WORK TO COMPLETE: Restate the passage on reaching (d, 0) with the fewest jumps, from "Now, let’s solve" up to and including "from C to B.", substituting "starting point" for "current position".

EXCERPTED PASSAGE:
========

Given three positive integers a, b and d. You are currently at origin (0, 0) on infinite 2D coordinate plane. You are allowed to jump on any point in the 2D plane at euclidean distance either equal to a or b from your current position. The task is to find the minimum number of jump required to reach (d, 0) from (0, 0).

Examples:

Input : a = 2, b = 3, d = 1 
Output : 2
First jump of length a = 2, (0, 0) -> (1/2, √15/2)
Second jump of length a = 2, (1/2, √15/2) -> (1, 0)
Thus, only two jump are required to reach 
(1, 0) from (0, 0).

Input : a = 3, b = 4, d = 11 
Output : 3
(0, 0) -> (4, 0) using length b = 4
(4, 0) -> (8, 0) using length b = 4
(8, 0) -> (11, 0) using length a = 3

First, observe we don’t need to find the intermediate points, we only want the minimum number of jumps required.
So, from (0, 0) we will move in direction of (d, 0) i.e vertically with the jump of length equal to max(a, b) until the Euclidean distance between the current position coordinate and (d, 0) either became less than max(a, b) or equal to 0. This will increase the minimum number of jumps required by 1 at each jump. So this value can be found by floor(d/max(a, b)).

Now, for the rest of the distance, if (d, 0) is a Euclidean distance away, we will make one jump of length a and reach the (d, 0). So, the minimum number of jumps required will be increased by 1 in this case.



Now, let’s solve the case if rest of the distance is not equal to a. Let the rest of distance left be x. Also, observe x will be greater than 0 and less than max(a, b), therefore, 0 < x < 2*max(a, b). We can reach to (d, 0) in 2 steps.
How ?
Lets try to build a triangle ABC such that A is our current position, B is target position i.e (d, 0) and C will be the point such that AC = BC = max(a, b). And this is possible to triangle because sum of two side AC + BC is greater than third side AB. So, one jump is from A to C and another jump from C to B.

Below is the implementation of this approach:

C++




#include <bits/stdc++.h>
using namespace std;
  
// Return the minimum jump of length either a or b
// required to reach (d, 0) from (0, 0).
int minJumps(int a, int b, int d)
{
    // Assigning maximum of a and b to b
    // and assigning minimum of a and b to a.
    int temp = a;
    a = min(a, b);
    b = max(temp, b);
  
    // if d is greater than or equal to b.
    if (d >= b)
        return (d + b - 1) / b;
  
    // if d is 0
    if (d == 0)
        return 0;
  
    // if d is equal to a.
    if (d == a)
        return 1;
  
    // else make triangle, and only 2 
    // steps required.
    return 2;
}
  
int main()
{
    int a = 3, b = 4, d = 11;
    cout << minJumps(a, b, d) << endl;
    return 0;
}


Java




// Java code to find the minimum number
// of jump required to reach 
// (d, 0) from (0, 0).
import java.io.*;
  
class GFG {
  
    // Return the minimum jump of length either a or b
    // required to reach (d, 0) from (0, 0).
    static int minJumps(int a, int b, int d)

========

PROVIDED INFORMATION:
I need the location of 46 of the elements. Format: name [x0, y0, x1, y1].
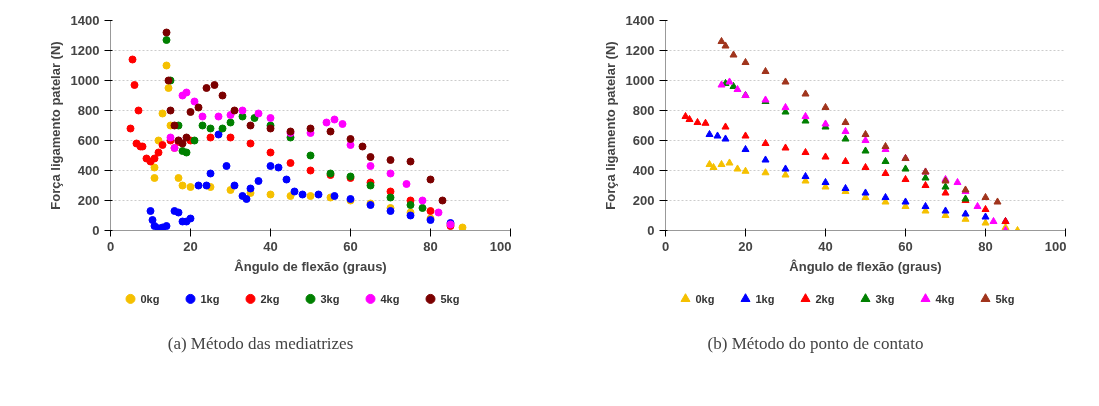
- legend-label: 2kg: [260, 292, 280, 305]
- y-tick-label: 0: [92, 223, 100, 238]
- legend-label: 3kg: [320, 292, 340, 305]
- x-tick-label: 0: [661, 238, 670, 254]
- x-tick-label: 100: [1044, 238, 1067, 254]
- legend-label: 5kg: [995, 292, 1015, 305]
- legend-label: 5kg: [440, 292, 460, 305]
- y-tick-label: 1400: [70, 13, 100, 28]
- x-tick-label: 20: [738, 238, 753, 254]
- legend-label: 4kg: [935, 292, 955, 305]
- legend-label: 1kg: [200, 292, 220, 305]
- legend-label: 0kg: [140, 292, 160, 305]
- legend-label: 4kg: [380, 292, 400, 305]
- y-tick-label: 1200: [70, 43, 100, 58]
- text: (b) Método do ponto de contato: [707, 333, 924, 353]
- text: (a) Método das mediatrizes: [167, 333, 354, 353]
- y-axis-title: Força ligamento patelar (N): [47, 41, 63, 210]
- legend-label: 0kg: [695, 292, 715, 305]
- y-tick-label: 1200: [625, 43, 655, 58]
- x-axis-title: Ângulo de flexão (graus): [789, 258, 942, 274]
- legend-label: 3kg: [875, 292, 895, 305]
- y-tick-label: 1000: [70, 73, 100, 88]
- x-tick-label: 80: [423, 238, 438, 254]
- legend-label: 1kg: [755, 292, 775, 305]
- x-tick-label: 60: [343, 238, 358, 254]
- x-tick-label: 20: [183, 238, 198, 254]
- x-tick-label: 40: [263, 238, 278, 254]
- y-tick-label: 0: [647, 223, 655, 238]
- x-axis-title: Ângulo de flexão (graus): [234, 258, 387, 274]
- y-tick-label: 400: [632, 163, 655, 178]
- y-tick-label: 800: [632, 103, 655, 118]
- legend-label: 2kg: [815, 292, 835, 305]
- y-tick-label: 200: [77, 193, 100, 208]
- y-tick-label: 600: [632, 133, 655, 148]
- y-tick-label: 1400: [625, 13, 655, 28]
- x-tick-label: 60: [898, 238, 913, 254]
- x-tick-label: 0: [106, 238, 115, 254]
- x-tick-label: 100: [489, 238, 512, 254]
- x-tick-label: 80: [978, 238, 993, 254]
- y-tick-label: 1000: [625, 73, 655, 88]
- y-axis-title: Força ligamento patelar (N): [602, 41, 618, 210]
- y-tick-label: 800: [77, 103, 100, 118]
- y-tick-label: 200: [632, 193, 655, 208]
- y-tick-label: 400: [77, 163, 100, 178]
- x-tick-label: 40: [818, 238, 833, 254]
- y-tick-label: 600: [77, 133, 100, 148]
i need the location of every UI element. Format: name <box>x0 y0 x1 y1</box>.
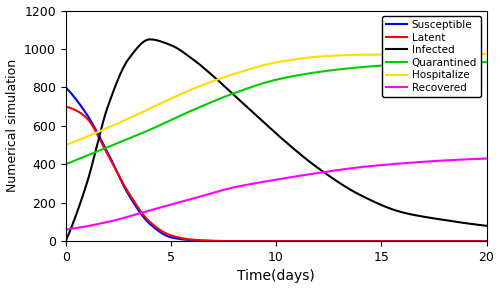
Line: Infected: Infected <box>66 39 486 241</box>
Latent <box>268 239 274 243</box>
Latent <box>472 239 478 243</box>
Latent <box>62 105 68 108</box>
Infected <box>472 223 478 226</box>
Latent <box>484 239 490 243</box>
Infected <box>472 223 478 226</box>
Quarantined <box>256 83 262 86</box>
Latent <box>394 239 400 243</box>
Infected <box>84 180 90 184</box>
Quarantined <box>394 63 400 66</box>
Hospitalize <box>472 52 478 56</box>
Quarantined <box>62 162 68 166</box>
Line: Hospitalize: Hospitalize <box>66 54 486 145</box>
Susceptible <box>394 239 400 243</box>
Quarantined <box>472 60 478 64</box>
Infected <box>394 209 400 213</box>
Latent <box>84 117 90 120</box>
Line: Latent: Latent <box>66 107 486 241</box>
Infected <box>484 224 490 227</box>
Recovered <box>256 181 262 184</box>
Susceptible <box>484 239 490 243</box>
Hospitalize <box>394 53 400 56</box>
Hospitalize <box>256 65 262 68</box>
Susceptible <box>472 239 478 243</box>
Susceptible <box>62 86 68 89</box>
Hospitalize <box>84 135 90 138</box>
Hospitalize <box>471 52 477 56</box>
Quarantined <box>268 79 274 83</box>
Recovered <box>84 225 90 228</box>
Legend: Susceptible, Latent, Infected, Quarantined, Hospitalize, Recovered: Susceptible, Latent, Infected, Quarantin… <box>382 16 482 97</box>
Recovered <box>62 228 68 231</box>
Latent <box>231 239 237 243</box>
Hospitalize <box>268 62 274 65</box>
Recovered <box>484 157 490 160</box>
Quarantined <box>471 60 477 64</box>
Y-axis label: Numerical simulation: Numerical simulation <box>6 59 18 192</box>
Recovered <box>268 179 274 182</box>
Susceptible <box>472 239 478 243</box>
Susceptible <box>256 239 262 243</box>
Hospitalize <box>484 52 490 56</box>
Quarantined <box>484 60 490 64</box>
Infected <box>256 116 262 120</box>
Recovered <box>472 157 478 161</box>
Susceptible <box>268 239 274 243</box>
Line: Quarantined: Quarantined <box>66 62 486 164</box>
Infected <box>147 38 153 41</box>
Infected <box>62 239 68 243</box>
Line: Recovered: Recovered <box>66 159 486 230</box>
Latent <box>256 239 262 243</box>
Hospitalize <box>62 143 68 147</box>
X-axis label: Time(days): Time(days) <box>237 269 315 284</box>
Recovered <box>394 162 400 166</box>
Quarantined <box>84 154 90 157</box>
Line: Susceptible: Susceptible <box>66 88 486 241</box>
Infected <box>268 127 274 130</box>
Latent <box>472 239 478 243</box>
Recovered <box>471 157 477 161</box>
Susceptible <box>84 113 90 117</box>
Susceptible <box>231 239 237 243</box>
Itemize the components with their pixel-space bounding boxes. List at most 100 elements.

========

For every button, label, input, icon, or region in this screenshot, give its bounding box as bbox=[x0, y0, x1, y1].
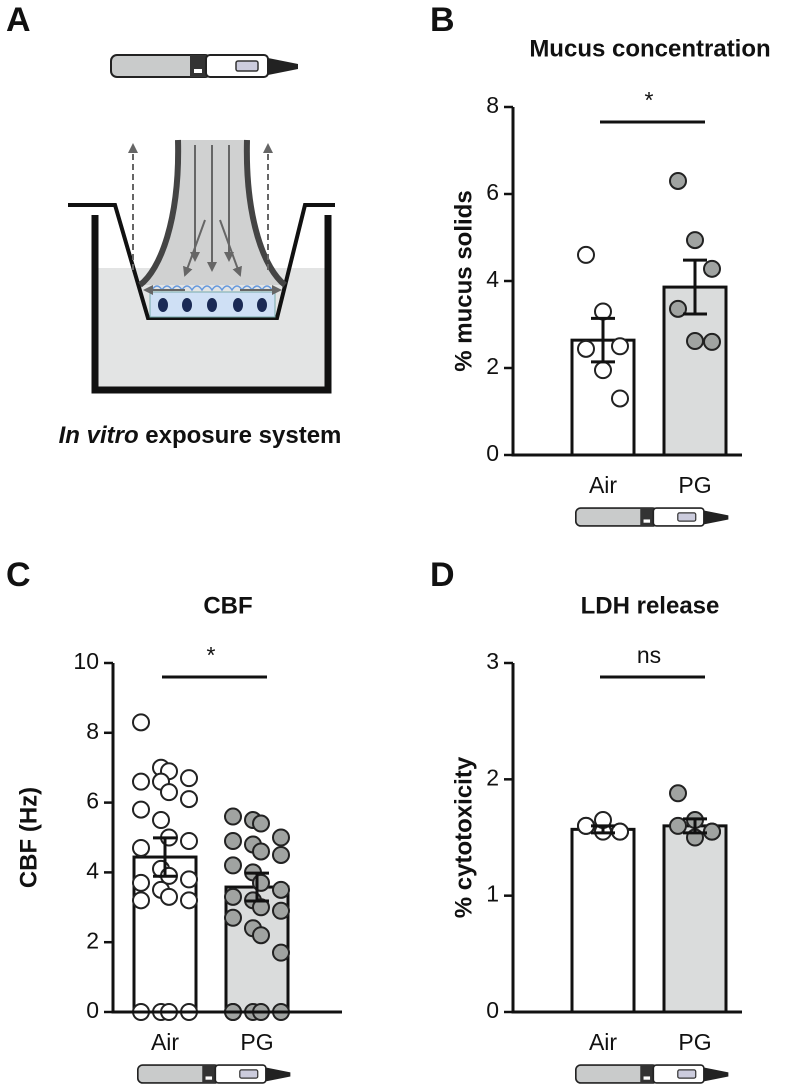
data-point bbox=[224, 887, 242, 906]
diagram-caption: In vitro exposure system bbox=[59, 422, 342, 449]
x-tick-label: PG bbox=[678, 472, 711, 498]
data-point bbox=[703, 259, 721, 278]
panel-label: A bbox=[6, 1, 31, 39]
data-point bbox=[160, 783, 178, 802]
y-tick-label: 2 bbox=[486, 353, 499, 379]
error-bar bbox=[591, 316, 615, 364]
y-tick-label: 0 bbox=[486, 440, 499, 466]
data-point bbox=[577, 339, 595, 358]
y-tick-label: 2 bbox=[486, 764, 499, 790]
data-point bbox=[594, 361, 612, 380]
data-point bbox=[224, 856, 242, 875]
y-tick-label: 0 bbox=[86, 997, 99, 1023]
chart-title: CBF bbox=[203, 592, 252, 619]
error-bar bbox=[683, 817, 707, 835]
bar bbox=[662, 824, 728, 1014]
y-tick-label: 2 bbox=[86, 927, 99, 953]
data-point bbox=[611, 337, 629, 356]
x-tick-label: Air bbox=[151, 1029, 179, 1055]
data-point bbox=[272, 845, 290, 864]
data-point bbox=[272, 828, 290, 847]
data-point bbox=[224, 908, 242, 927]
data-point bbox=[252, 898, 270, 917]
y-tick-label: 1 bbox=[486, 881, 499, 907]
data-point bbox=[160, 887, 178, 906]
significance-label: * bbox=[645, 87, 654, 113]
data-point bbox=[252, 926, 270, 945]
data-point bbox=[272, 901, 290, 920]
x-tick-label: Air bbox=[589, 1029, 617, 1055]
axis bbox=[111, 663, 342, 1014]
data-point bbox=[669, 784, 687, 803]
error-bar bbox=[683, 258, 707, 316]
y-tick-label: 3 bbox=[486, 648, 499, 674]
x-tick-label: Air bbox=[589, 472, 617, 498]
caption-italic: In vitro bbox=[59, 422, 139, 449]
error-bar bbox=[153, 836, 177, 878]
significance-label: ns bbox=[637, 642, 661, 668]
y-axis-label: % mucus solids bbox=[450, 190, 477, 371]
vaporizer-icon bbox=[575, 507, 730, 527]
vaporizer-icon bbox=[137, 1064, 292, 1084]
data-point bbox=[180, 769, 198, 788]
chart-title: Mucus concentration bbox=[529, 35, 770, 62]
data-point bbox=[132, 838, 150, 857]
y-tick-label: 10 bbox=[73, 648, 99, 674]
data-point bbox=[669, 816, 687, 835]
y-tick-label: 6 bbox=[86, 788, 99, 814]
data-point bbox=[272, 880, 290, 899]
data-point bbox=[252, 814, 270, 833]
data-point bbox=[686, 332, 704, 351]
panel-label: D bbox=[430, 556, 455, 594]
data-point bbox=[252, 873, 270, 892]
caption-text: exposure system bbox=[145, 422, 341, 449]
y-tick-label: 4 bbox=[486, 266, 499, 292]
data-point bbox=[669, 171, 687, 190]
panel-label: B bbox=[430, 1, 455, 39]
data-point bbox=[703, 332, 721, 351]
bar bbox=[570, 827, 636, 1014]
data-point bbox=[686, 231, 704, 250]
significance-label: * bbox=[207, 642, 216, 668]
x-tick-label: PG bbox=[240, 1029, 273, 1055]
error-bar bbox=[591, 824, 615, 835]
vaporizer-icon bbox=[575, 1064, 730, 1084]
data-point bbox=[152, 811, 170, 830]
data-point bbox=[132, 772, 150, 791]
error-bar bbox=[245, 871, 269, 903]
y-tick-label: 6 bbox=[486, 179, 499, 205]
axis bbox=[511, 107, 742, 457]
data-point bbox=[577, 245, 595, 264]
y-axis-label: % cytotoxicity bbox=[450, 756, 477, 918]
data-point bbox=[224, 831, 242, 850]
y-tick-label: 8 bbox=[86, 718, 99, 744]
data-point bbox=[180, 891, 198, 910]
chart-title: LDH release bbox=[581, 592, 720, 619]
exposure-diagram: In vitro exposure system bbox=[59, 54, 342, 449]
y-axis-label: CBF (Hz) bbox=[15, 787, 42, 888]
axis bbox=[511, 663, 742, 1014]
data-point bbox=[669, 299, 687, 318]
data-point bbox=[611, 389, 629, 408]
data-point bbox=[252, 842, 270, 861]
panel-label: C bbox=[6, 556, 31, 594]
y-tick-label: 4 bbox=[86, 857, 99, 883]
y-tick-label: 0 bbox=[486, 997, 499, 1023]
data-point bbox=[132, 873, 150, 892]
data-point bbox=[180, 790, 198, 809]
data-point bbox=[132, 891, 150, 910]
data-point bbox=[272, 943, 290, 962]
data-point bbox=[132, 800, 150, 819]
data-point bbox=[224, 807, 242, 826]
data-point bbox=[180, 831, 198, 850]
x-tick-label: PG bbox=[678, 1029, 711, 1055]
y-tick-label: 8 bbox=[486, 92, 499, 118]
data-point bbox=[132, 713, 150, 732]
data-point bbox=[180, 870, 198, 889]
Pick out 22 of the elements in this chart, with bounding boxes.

========

WRITTEN RESPONSE:
Now, let’s solve the case if rest of the distance is not equal to a. Let the rest of distance left be x. Also, observe x will be greater than 0 and less than max(a, b), therefore, 0 < x < 2*max(a, b). We can reach to (d, 0) in 2 steps.
How ?
Lets try to build a triangle ABC such that A is our starting point, B is target position i.e (d, 0) and C will be the point such that AC = BC = max(a, b). And this is possible to triangle because sum of two side AC + BC is greater than third side AB. So, one jump is from A to C and another jump from C to B.